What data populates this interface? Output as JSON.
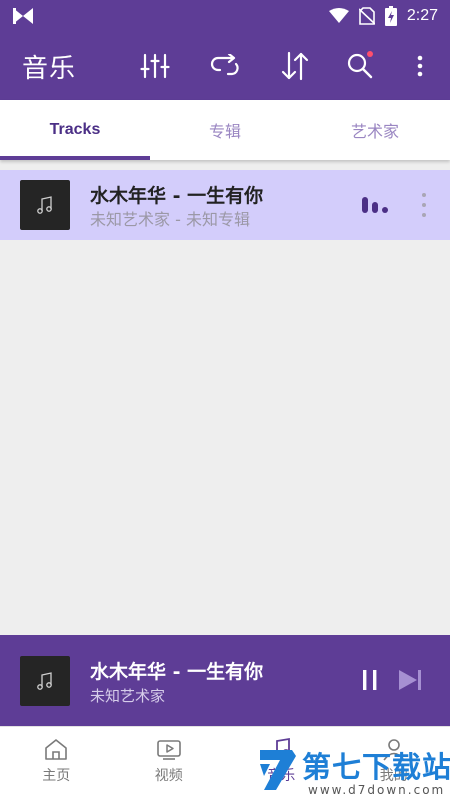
{
  "status_bar": {
    "time": "2:27"
  },
  "app_bar": {
    "title": "音乐",
    "actions": [
      "equalizer-icon",
      "repeat-icon",
      "sort-icon",
      "search-icon",
      "more-vert-icon"
    ]
  },
  "tabs": [
    {
      "label": "Tracks",
      "active": true
    },
    {
      "label": "专辑",
      "active": false
    },
    {
      "label": "艺术家",
      "active": false
    }
  ],
  "tracks": [
    {
      "title": "水木年华 - 一生有你",
      "subtitle": "未知艺术家 - 未知专辑",
      "playing": true
    }
  ],
  "mini_player": {
    "title": "水木年华 - 一生有你",
    "artist": "未知艺术家"
  },
  "bottom_nav": [
    {
      "label": "主页",
      "icon": "home-icon"
    },
    {
      "label": "视频",
      "icon": "video-icon"
    },
    {
      "label": "音乐",
      "icon": "music-icon",
      "active": true
    },
    {
      "label": "我的",
      "icon": "profile-icon"
    }
  ],
  "watermark": {
    "text": "第七下载站",
    "url": "www.d7down.com"
  },
  "colors": {
    "primary": "#5e3d96",
    "highlight_row": "#d3cdfb",
    "badge": "#ff4f6d",
    "watermark": "#1e7fd6"
  }
}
^^^^^^^^
WRITTEN EXERCISE
Note each line of the entries that has "label" in it, and copy those lines.

EXERCISE RESPONSE
      "label": "Tracks",
      "label": "专辑",
      "label": "艺术家",
      "label": "主页",
      "label": "视频",
      "label": "音乐",
      "label": "我的",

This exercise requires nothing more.